[Data records]

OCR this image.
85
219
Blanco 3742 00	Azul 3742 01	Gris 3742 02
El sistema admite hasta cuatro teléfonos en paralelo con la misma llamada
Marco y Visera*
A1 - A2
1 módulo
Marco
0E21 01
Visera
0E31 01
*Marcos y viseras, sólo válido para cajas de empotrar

__Challenge__: Repeat the material word for word, in full.

__Written answer__:
OCR this image.
85
219
Blanco 3742 00	Azul 3742 01	Gris 3742 02
El sistema admite hasta cuatro teléfonos en paralelo con la misma llamada
Marco y Visera*
A1 - A2
1 módulo
Marco
0E21 01
Visera
0E31 01
*Marcos y viseras, sólo válido para cajas de empotrar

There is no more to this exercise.